■ **Recorded data**
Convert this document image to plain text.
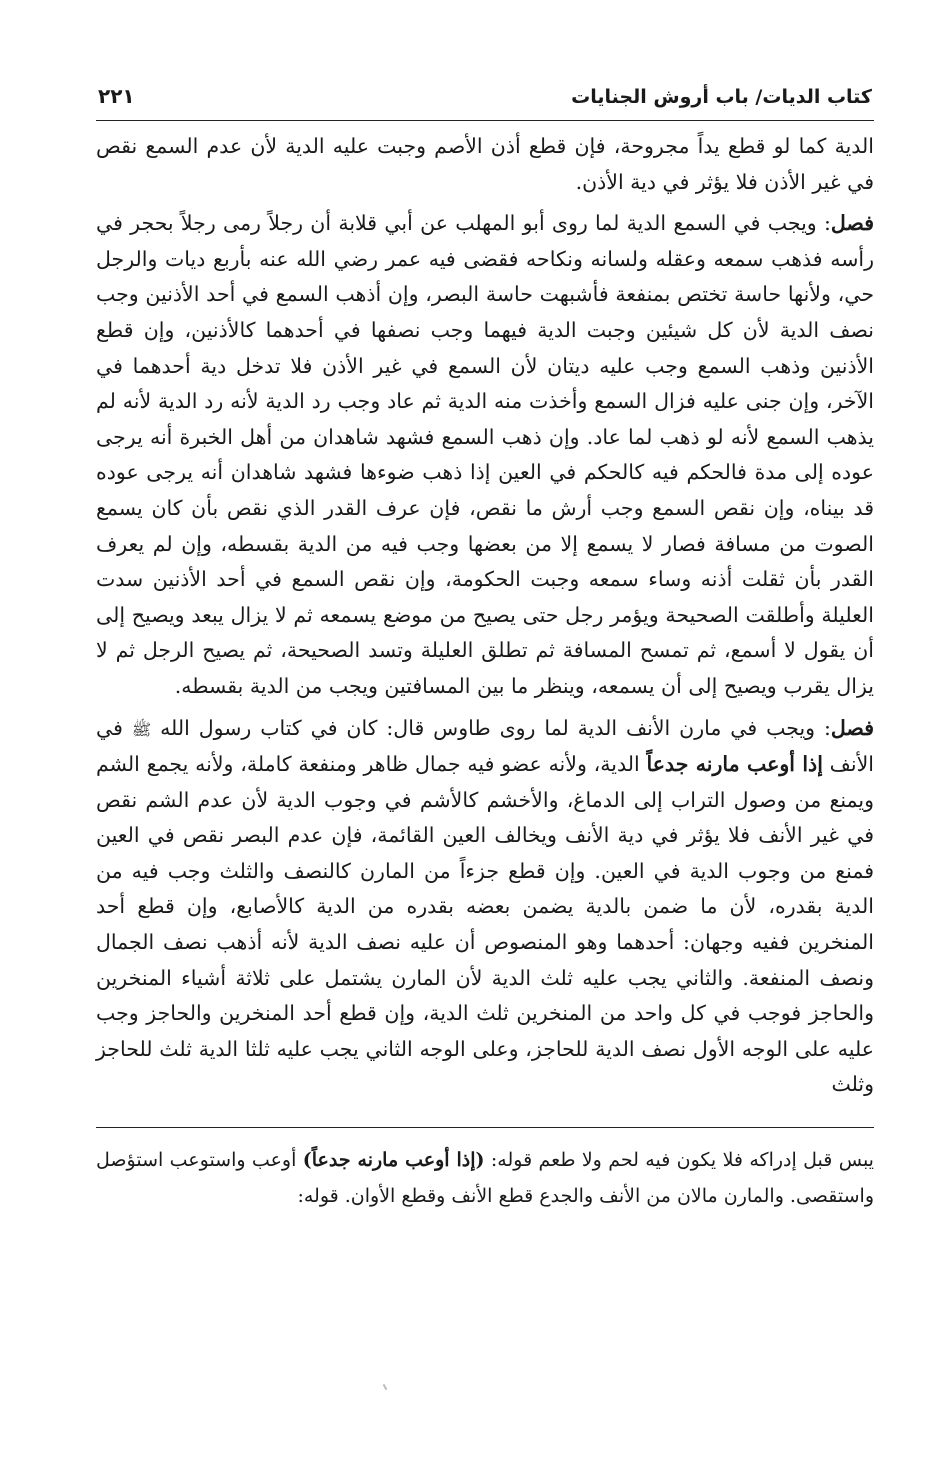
كتاب الديات/ باب أروش الجنايات
٢٢١

الدية كما لو قطع يداً مجروحة، فإن قطع أذن الأصم وجبت عليه الدية لأن عدم السمع نقص في غير الأذن فلا يؤثر في دية الأذن.

فصل: ويجب في السمع الدية لما روى أبو المهلب عن أبي قلابة أن رجلاً رمى رجلاً بحجر في رأسه فذهب سمعه وعقله ولسانه ونكاحه فقضى فيه عمر رضي الله عنه بأربع ديات والرجل حي، ولأنها حاسة تختص بمنفعة فأشبهت حاسة البصر، وإن أذهب السمع في أحد الأذنين وجب نصف الدية لأن كل شيئين وجبت الدية فيهما وجب نصفها في أحدهما كالأذنين، وإن قطع الأذنين وذهب السمع وجب عليه ديتان لأن السمع في غير الأذن فلا تدخل دية أحدهما في الآخر، وإن جنى عليه فزال السمع وأخذت منه الدية ثم عاد وجب رد الدية لأنه رد الدية لأنه لم يذهب السمع لأنه لو ذهب لما عاد. وإن ذهب السمع فشهد شاهدان من أهل الخبرة أنه يرجى عوده إلى مدة فالحكم فيه كالحكم في العين إذا ذهب ضوءها فشهد شاهدان أنه يرجى عوده قد بيناه، وإن نقص السمع وجب أرش ما نقص، فإن عرف القدر الذي نقص بأن كان يسمع الصوت من مسافة فصار لا يسمع إلا من بعضها وجب فيه من الدية بقسطه، وإن لم يعرف القدر بأن ثقلت أذنه وساء سمعه وجبت الحكومة، وإن نقص السمع في أحد الأذنين سدت العليلة وأطلقت الصحيحة ويؤمر رجل حتى يصيح من موضع يسمعه ثم لا يزال يبعد ويصيح إلى أن يقول لا أسمع، ثم تمسح المسافة ثم تطلق العليلة وتسد الصحيحة، ثم يصيح الرجل ثم لا يزال يقرب ويصيح إلى أن يسمعه، وينظر ما بين المسافتين ويجب من الدية بقسطه.

فصل: ويجب في مارن الأنف الدية لما روى طاوس قال: كان في كتاب رسول الله ﷺ في الأنف إذا أوعب مارنه جدعاً الدية، ولأنه عضو فيه جمال ظاهر ومنفعة كاملة، ولأنه يجمع الشم ويمنع من وصول التراب إلى الدماغ، والأخشم كالأشم في وجوب الدية لأن عدم الشم نقص في غير الأنف فلا يؤثر في دية الأنف ويخالف العين القائمة، فإن عدم البصر نقص في العين فمنع من وجوب الدية في العين. وإن قطع جزءاً من المارن كالنصف والثلث وجب فيه من الدية بقدره، لأن ما ضمن بالدية يضمن بعضه بقدره من الدية كالأصابع، وإن قطع أحد المنخرين ففيه وجهان: أحدهما وهو المنصوص أن عليه نصف الدية لأنه أذهب نصف الجمال ونصف المنفعة. والثاني يجب عليه ثلث الدية لأن المارن يشتمل على ثلاثة أشياء المنخرين والحاجز فوجب في كل واحد من المنخرين ثلث الدية، وإن قطع أحد المنخرين والحاجز وجب عليه على الوجه الأول نصف الدية للحاجز، وعلى الوجه الثاني يجب عليه ثلثا الدية ثلث للحاجز وثلث

يبس قبل إدراكه فلا يكون فيه لحم ولا طعم قوله: (إذا أوعب مارنه جدعاً) أوعب واستوعب استؤصل واستقصى. والمارن مالان من الأنف والجدع قطع الأنف وقطع الأوان. قوله:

■ **THE PROBLEM**
With the pictures omitted, reproduce the records in full and exactly.

■ **EXERCISE OUTPUT**
Convert this document image to plain text.
كتاب الديات/ باب أروش الجنايات
٢٢١

الدية كما لو قطع يداً مجروحة، فإن قطع أذن الأصم وجبت عليه الدية لأن عدم السمع نقص في غير الأذن فلا يؤثر في دية الأذن.

فصل: ويجب في السمع الدية لما روى أبو المهلب عن أبي قلابة أن رجلاً رمى رجلاً بحجر في رأسه فذهب سمعه وعقله ولسانه ونكاحه فقضى فيه عمر رضي الله عنه بأربع ديات والرجل حي، ولأنها حاسة تختص بمنفعة فأشبهت حاسة البصر، وإن أذهب السمع في أحد الأذنين وجب نصف الدية لأن كل شيئين وجبت الدية فيهما وجب نصفها في أحدهما كالأذنين، وإن قطع الأذنين وذهب السمع وجب عليه ديتان لأن السمع في غير الأذن فلا تدخل دية أحدهما في الآخر، وإن جنى عليه فزال السمع وأخذت منه الدية ثم عاد وجب رد الدية لأنه رد الدية لأنه لم يذهب السمع لأنه لو ذهب لما عاد. وإن ذهب السمع فشهد شاهدان من أهل الخبرة أنه يرجى عوده إلى مدة فالحكم فيه كالحكم في العين إذا ذهب ضوءها فشهد شاهدان أنه يرجى عوده قد بيناه، وإن نقص السمع وجب أرش ما نقص، فإن عرف القدر الذي نقص بأن كان يسمع الصوت من مسافة فصار لا يسمع إلا من بعضها وجب فيه من الدية بقسطه، وإن لم يعرف القدر بأن ثقلت أذنه وساء سمعه وجبت الحكومة، وإن نقص السمع في أحد الأذنين سدت العليلة وأطلقت الصحيحة ويؤمر رجل حتى يصيح من موضع يسمعه ثم لا يزال يبعد ويصيح إلى أن يقول لا أسمع، ثم تمسح المسافة ثم تطلق العليلة وتسد الصحيحة، ثم يصيح الرجل ثم لا يزال يقرب ويصيح إلى أن يسمعه، وينظر ما بين المسافتين ويجب من الدية بقسطه.

فصل: ويجب في مارن الأنف الدية لما روى طاوس قال: كان في كتاب رسول الله ﷺ في الأنف إذا أوعب مارنه جدعاً الدية، ولأنه عضو فيه جمال ظاهر ومنفعة كاملة، ولأنه يجمع الشم ويمنع من وصول التراب إلى الدماغ، والأخشم كالأشم في وجوب الدية لأن عدم الشم نقص في غير الأنف فلا يؤثر في دية الأنف ويخالف العين القائمة، فإن عدم البصر نقص في العين فمنع من وجوب الدية في العين. وإن قطع جزءاً من المارن كالنصف والثلث وجب فيه من الدية بقدره، لأن ما ضمن بالدية يضمن بعضه بقدره من الدية كالأصابع، وإن قطع أحد المنخرين ففيه وجهان: أحدهما وهو المنصوص أن عليه نصف الدية لأنه أذهب نصف الجمال ونصف المنفعة. والثاني يجب عليه ثلث الدية لأن المارن يشتمل على ثلاثة أشياء المنخرين والحاجز فوجب في كل واحد من المنخرين ثلث الدية، وإن قطع أحد المنخرين والحاجز وجب عليه على الوجه الأول نصف الدية للحاجز، وعلى الوجه الثاني يجب عليه ثلثا الدية ثلث للحاجز وثلث

يبس قبل إدراكه فلا يكون فيه لحم ولا طعم قوله: (إذا أوعب مارنه جدعاً) أوعب واستوعب استؤصل واستقصى. والمارن مالان من الأنف والجدع قطع الأنف وقطع الأوان. قوله:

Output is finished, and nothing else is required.